(Dataset records)
※

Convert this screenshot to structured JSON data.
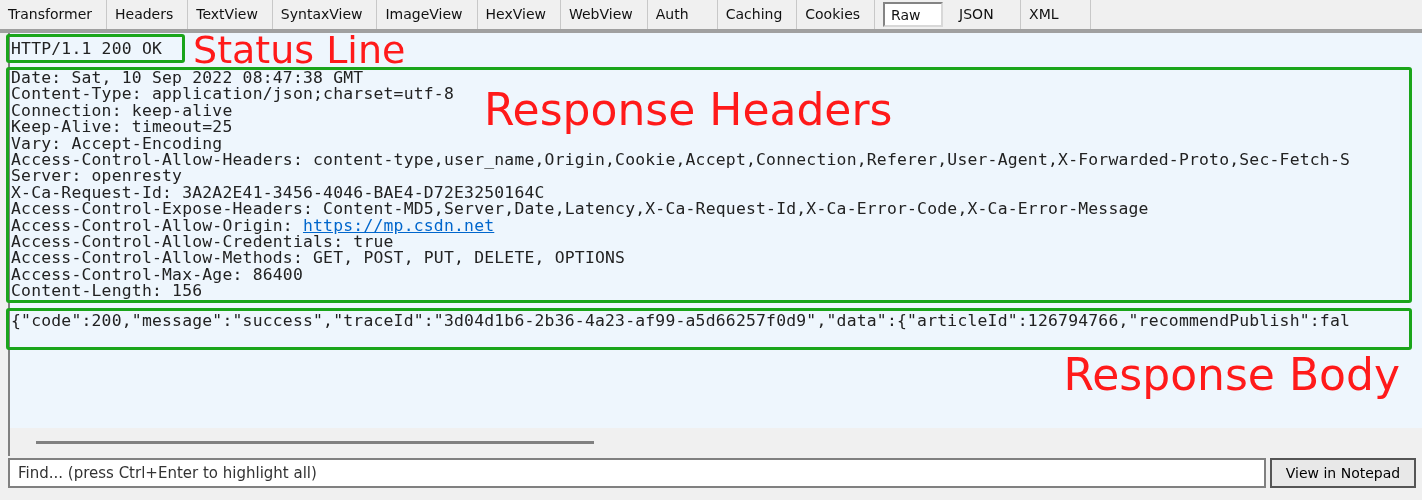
{
  "tabs": [
    {
      "label": "Transformer",
      "selected": false
    },
    {
      "label": "Headers",
      "selected": false
    },
    {
      "label": "TextView",
      "selected": false
    },
    {
      "label": "SyntaxView",
      "selected": false
    },
    {
      "label": "ImageView",
      "selected": false
    },
    {
      "label": "HexView",
      "selected": false
    },
    {
      "label": "WebView",
      "selected": false
    },
    {
      "label": "Auth",
      "selected": false
    },
    {
      "label": "Caching",
      "selected": false
    },
    {
      "label": "Cookies",
      "selected": false
    },
    {
      "label": "Raw",
      "selected": true
    },
    {
      "label": "JSON",
      "selected": false
    },
    {
      "label": "XML",
      "selected": false
    }
  ],
  "response": {
    "status_line": {
      "text": "HTTP/1.1 200 OK",
      "annotation": "Status Line"
    },
    "headers": {
      "annotation": "Response Headers",
      "lines": [
        {
          "text": "Date: Sat, 10 Sep 2022 08:47:38 GMT"
        },
        {
          "text": "Content-Type: application/json;charset=utf-8"
        },
        {
          "text": "Connection: keep-alive"
        },
        {
          "text": "Keep-Alive: timeout=25"
        },
        {
          "text": "Vary: Accept-Encoding"
        },
        {
          "text": "Access-Control-Allow-Headers: content-type,user_name,Origin,Cookie,Accept,Connection,Referer,User-Agent,X-Forwarded-Proto,Sec-Fetch-S"
        },
        {
          "text": "Server: openresty"
        },
        {
          "text": "X-Ca-Request-Id: 3A2A2E41-3456-4046-BAE4-D72E3250164C"
        },
        {
          "text": "Access-Control-Expose-Headers: Content-MD5,Server,Date,Latency,X-Ca-Request-Id,X-Ca-Error-Code,X-Ca-Error-Message"
        },
        {
          "text": "Access-Control-Allow-Origin: ",
          "link": "https://mp.csdn.net"
        },
        {
          "text": "Access-Control-Allow-Credentials: true"
        },
        {
          "text": "Access-Control-Allow-Methods: GET, POST, PUT, DELETE, OPTIONS"
        },
        {
          "text": "Access-Control-Max-Age: 86400"
        },
        {
          "text": "Content-Length: 156"
        }
      ]
    },
    "body": {
      "text": "{\"code\":200,\"message\":\"success\",\"traceId\":\"3d04d1b6-2b36-4a23-af99-a5d66257f0d9\",\"data\":{\"articleId\":126794766,\"recommendPublish\":fal",
      "annotation": "Response Body"
    }
  },
  "find": {
    "placeholder": "Find... (press Ctrl+Enter to highlight all)"
  },
  "notepad_button": {
    "label": "View in Notepad"
  }
}
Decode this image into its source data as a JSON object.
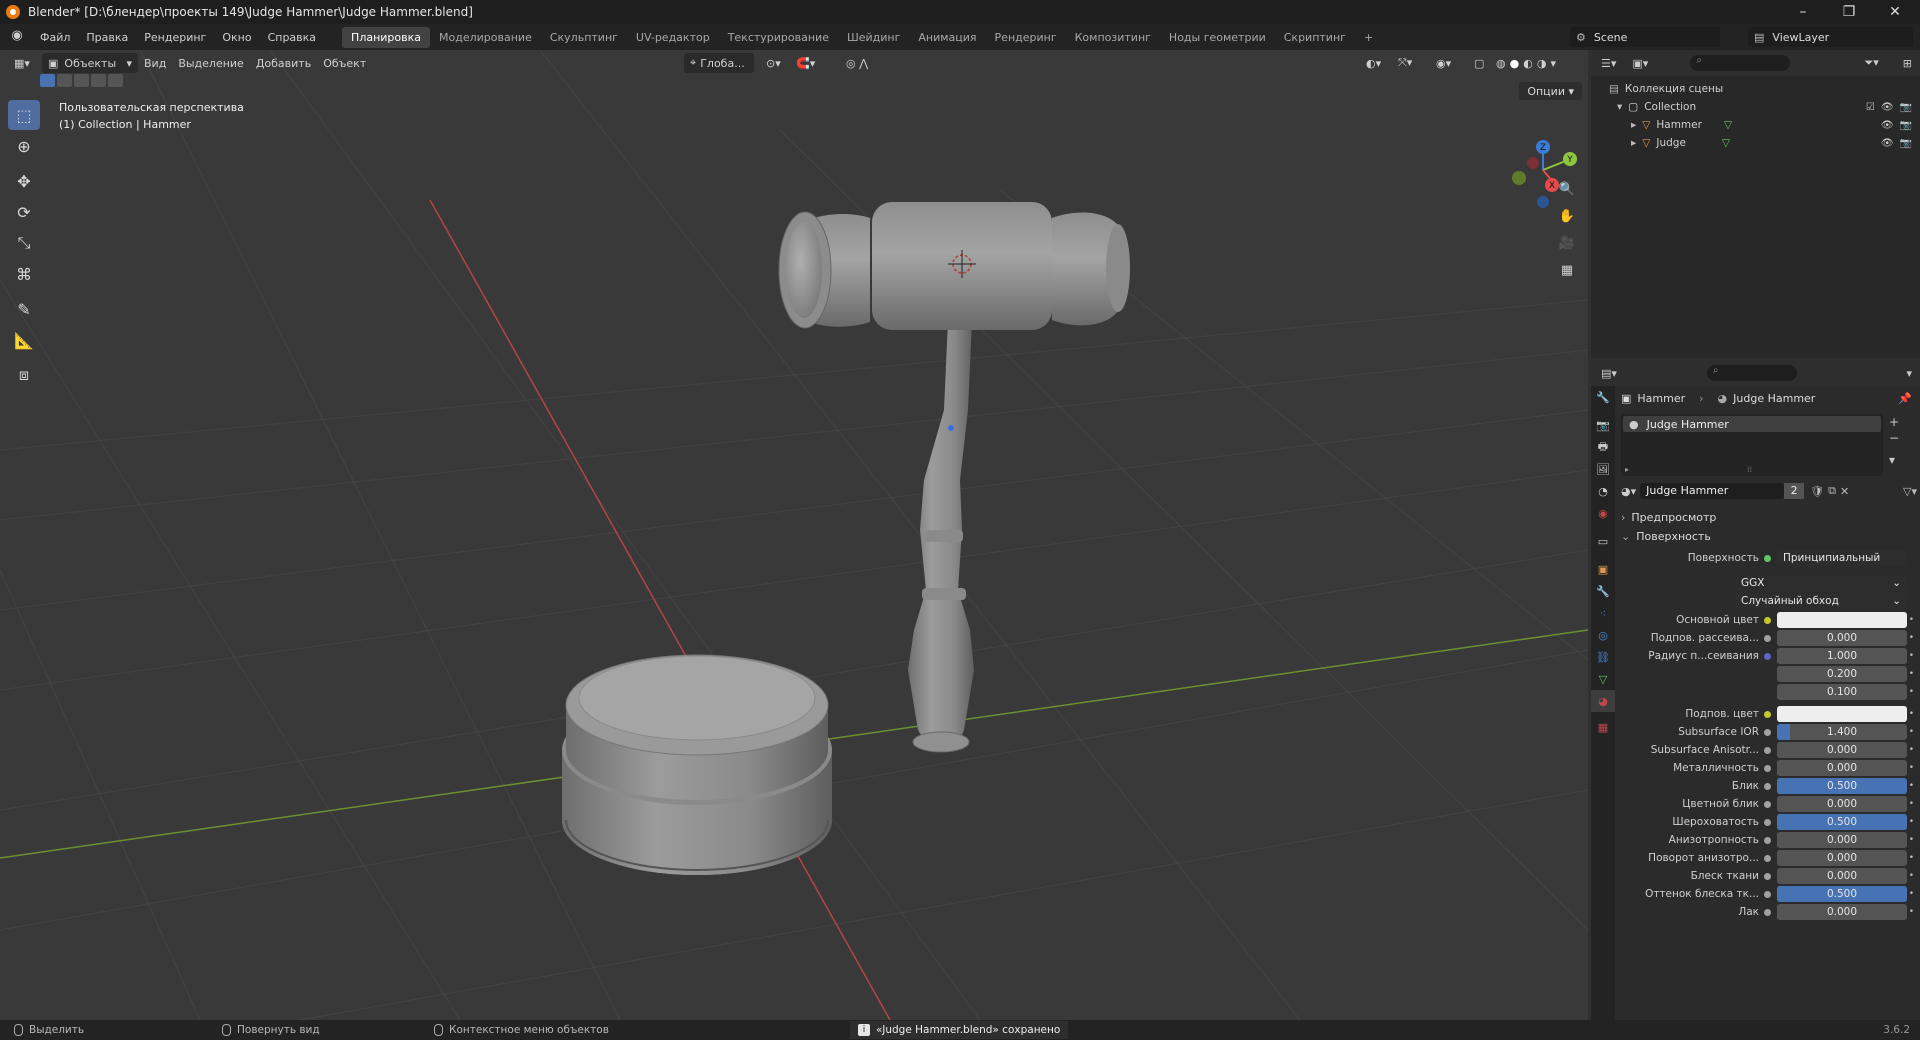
{
  "window": {
    "title": "Blender* [D:\\блендер\\проекты 149\\Judge Hammer\\Judge Hammer.blend]",
    "controls": [
      "–",
      "❐",
      "✕"
    ]
  },
  "menu": {
    "items": [
      "Файл",
      "Правка",
      "Рендеринг",
      "Окно",
      "Справка"
    ],
    "workspaces": [
      "Планировка",
      "Моделирование",
      "Скульптинг",
      "UV-редактор",
      "Текстурирование",
      "Шейдинг",
      "Анимация",
      "Рендеринг",
      "Композитинг",
      "Ноды геометрии",
      "Скриптинг"
    ],
    "active_workspace": "Планировка",
    "add_tab": "+",
    "scene": "Scene",
    "view_layer": "ViewLayer"
  },
  "viewport": {
    "mode": "Объекты",
    "menus": [
      "Вид",
      "Выделение",
      "Добавить",
      "Объект"
    ],
    "orientation": "Глоба...",
    "view_name": "Пользовательская перспектива",
    "collection_info": "(1) Collection | Hammer",
    "options": "Опции",
    "gizmo": {
      "x": "X",
      "y": "Y",
      "z": "Z"
    }
  },
  "outliner": {
    "scene_collection": "Коллекция сцены",
    "collection": "Collection",
    "objects": [
      "Hammer",
      "Judge"
    ]
  },
  "properties": {
    "breadcrumb": {
      "object": "Hammer",
      "material": "Judge Hammer"
    },
    "slot": "Judge Hammer",
    "material_name": "Judge Hammer",
    "users": "2",
    "panels": {
      "preview": "Предпросмотр",
      "surface": "Поверхность"
    },
    "surface_label": "Поверхность",
    "surface_value": "Принципиальный BSDF",
    "distribution": "GGX",
    "subsurface_method": "Случайный обход",
    "rows": [
      {
        "label": "Основной цвет",
        "type": "color",
        "socket": "yellow"
      },
      {
        "label": "Подпов. рассеива...",
        "value": "0.000",
        "socket": "grey",
        "fill": 0
      },
      {
        "label": "Радиус п...сеивания",
        "value": "1.000",
        "socket": "blue",
        "fill": 0
      },
      {
        "label": "",
        "value": "0.200",
        "socket": "none",
        "fill": 0
      },
      {
        "label": "",
        "value": "0.100",
        "socket": "none",
        "fill": 0
      },
      {
        "label": "Подпов. цвет",
        "type": "color",
        "socket": "yellow"
      },
      {
        "label": "Subsurface IOR",
        "value": "1.400",
        "socket": "grey",
        "fill": 0.1
      },
      {
        "label": "Subsurface Anisotr...",
        "value": "0.000",
        "socket": "grey",
        "fill": 0
      },
      {
        "label": "Металличность",
        "value": "0.000",
        "socket": "grey",
        "fill": 0
      },
      {
        "label": "Блик",
        "value": "0.500",
        "socket": "grey",
        "fill": 1
      },
      {
        "label": "Цветной блик",
        "value": "0.000",
        "socket": "grey",
        "fill": 0
      },
      {
        "label": "Шероховатость",
        "value": "0.500",
        "socket": "grey",
        "fill": 1
      },
      {
        "label": "Анизотропность",
        "value": "0.000",
        "socket": "grey",
        "fill": 0
      },
      {
        "label": "Поворот анизотро...",
        "value": "0.000",
        "socket": "grey",
        "fill": 0
      },
      {
        "label": "Блеск ткани",
        "value": "0.000",
        "socket": "grey",
        "fill": 0
      },
      {
        "label": "Оттенок блеска тк...",
        "value": "0.500",
        "socket": "grey",
        "fill": 1
      },
      {
        "label": "Лак",
        "value": "0.000",
        "socket": "grey",
        "fill": 0
      }
    ]
  },
  "status": {
    "select": "Выделить",
    "rotate": "Повернуть вид",
    "context": "Контекстное меню объектов",
    "saved": "«Judge Hammer.blend» сохранено",
    "version": "3.6.2"
  },
  "colors": {
    "accent": "#4772b3",
    "viewport_bg": "#393939",
    "x_axis": "#e44b4b",
    "y_axis": "#8ec63f",
    "z_axis": "#3c7cd6"
  }
}
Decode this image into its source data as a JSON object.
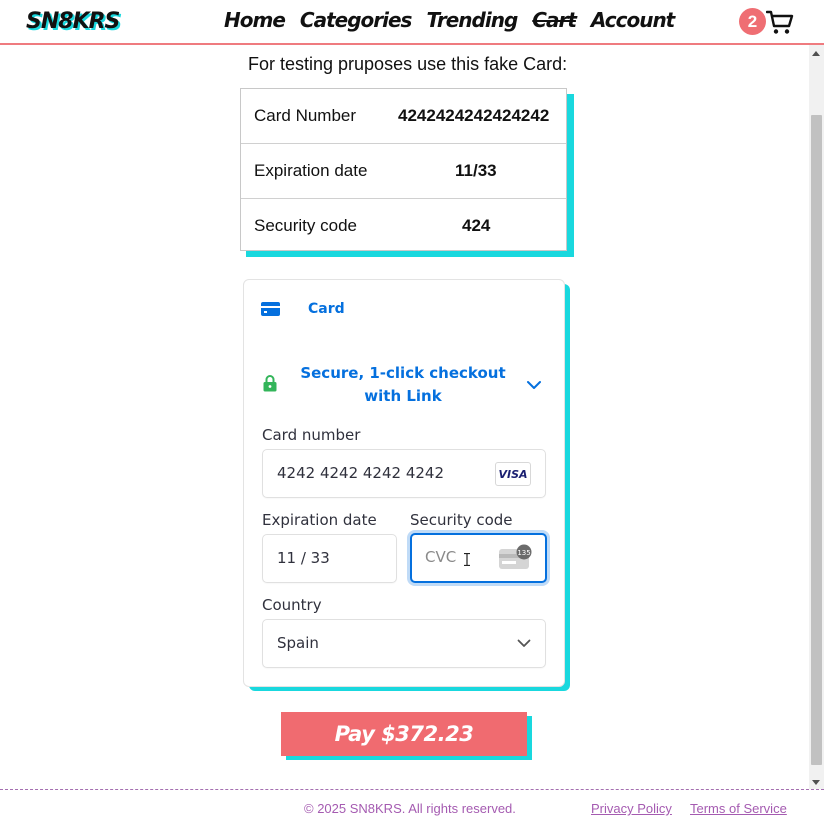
{
  "header": {
    "logo": "SN8KRS",
    "nav": [
      "Home",
      "Categories",
      "Trending",
      "Cart",
      "Account"
    ],
    "cart_count": "2",
    "accent": "#19d8de",
    "brand_red": "#ef6e73"
  },
  "test_card": {
    "title": "For testing pruposes use this fake Card:",
    "rows": [
      {
        "label": "Card Number",
        "value": "4242424242424242"
      },
      {
        "label": "Expiration date",
        "value": "11/33"
      },
      {
        "label": "Security code",
        "value": "424"
      }
    ]
  },
  "payment_form": {
    "tab_label": "Card",
    "tab_icon": "credit-card-icon",
    "link_text": "Secure, 1-click checkout with Link",
    "card_number_label": "Card number",
    "card_number_value": "4242 4242 4242 4242",
    "card_brand": "VISA",
    "expiration_label": "Expiration date",
    "expiration_value": "11 / 33",
    "security_label": "Security code",
    "security_placeholder": "CVC",
    "cvc_icon_text": "135",
    "country_label": "Country",
    "country_value": "Spain",
    "link_color": "#0570de"
  },
  "pay_button": {
    "label": "Pay $372.23"
  },
  "footer": {
    "copyright": "© 2025 SN8KRS. All rights reserved.",
    "privacy": "Privacy Policy",
    "terms": "Terms of Service"
  }
}
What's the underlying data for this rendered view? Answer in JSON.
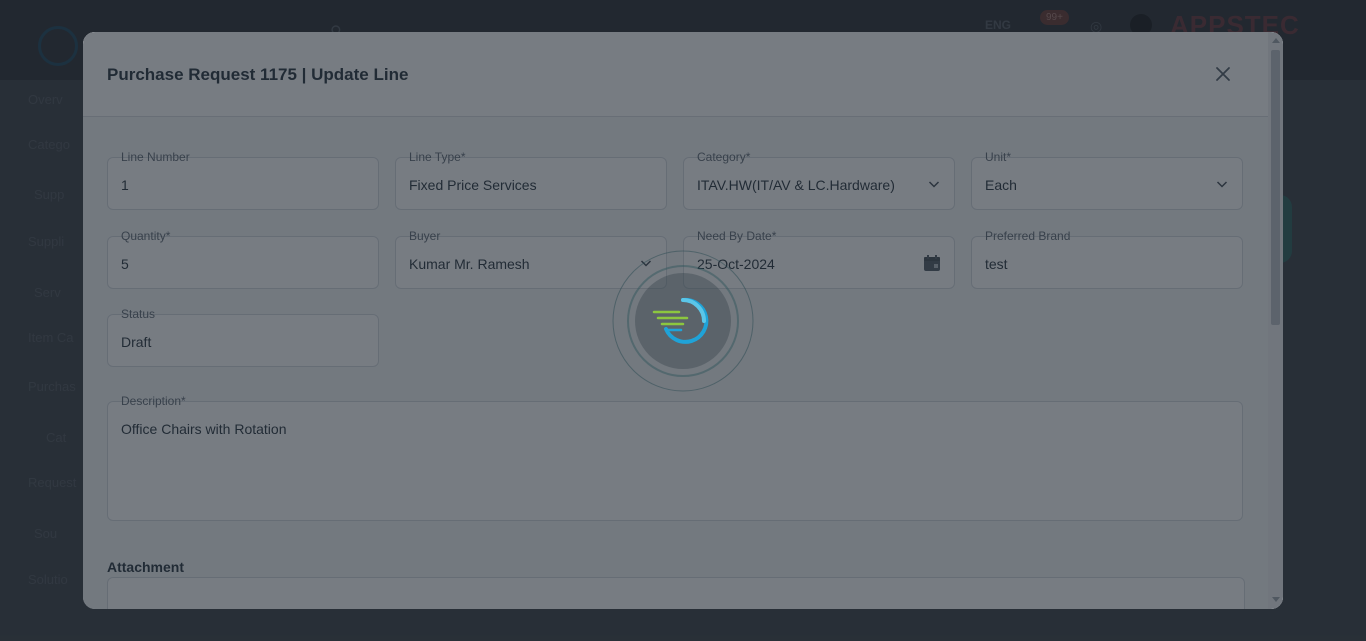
{
  "background_app": {
    "brand": "APPSTEC",
    "notification_badge": "99+",
    "language": "ENG",
    "side_labels": [
      "Overv",
      "Catego",
      "Supp",
      "Suppli",
      "Serv",
      "Item Ca",
      "Purchas",
      "Cat",
      "Request",
      "Sou",
      "Solutio"
    ]
  },
  "modal": {
    "title": "Purchase Request 1175 | Update Line",
    "fields": {
      "line_number": {
        "label": "Line Number",
        "value": "1"
      },
      "line_type": {
        "label": "Line Type*",
        "value": "Fixed Price Services"
      },
      "category": {
        "label": "Category*",
        "value": "ITAV.HW(IT/AV & LC.Hardware)"
      },
      "unit": {
        "label": "Unit*",
        "value": "Each"
      },
      "quantity": {
        "label": "Quantity*",
        "value": "5"
      },
      "buyer": {
        "label": "Buyer",
        "value": "Kumar Mr. Ramesh"
      },
      "need_by_date": {
        "label": "Need By Date*",
        "value": "25-Oct-2024"
      },
      "preferred_brand": {
        "label": "Preferred Brand",
        "value": "test"
      },
      "status": {
        "label": "Status",
        "value": "Draft"
      },
      "description": {
        "label": "Description*",
        "value": "Office Chairs with Rotation"
      }
    },
    "attachment_title": "Attachment"
  },
  "colors": {
    "scrim": "#1e252c",
    "loader_blue": "#1fa3d8",
    "loader_green": "#8cc63f"
  }
}
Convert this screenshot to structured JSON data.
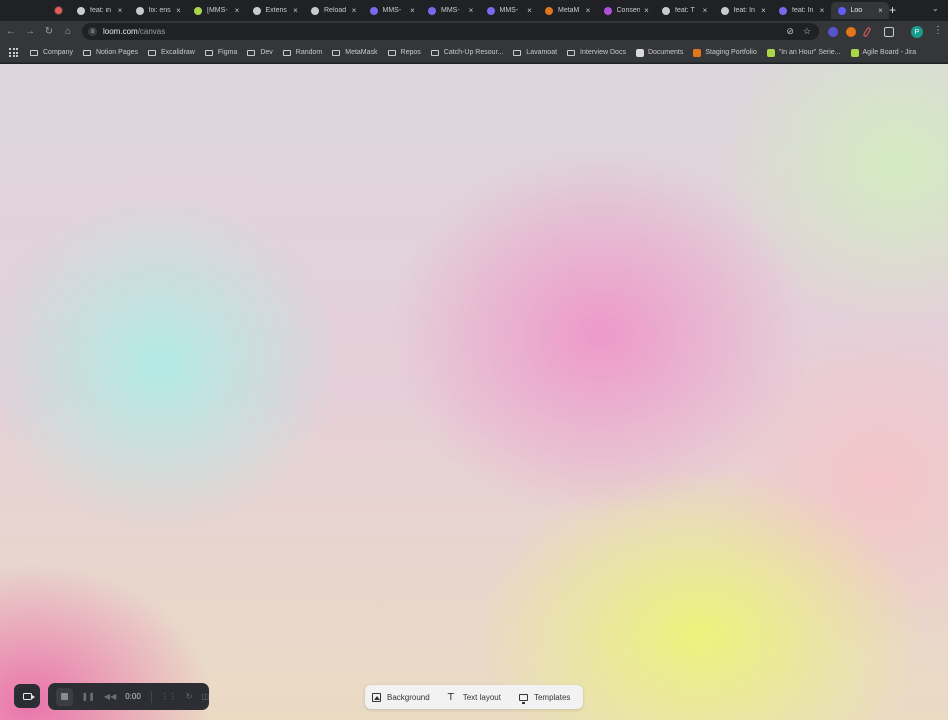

※

WHAT IS EXPECTED: Track down every line with the word "annotation" and copy it.

FULL OUTPUT:
      "annotation": "Status Line"
      "annotation": "Response Headers",
      "annotation": "Response Body"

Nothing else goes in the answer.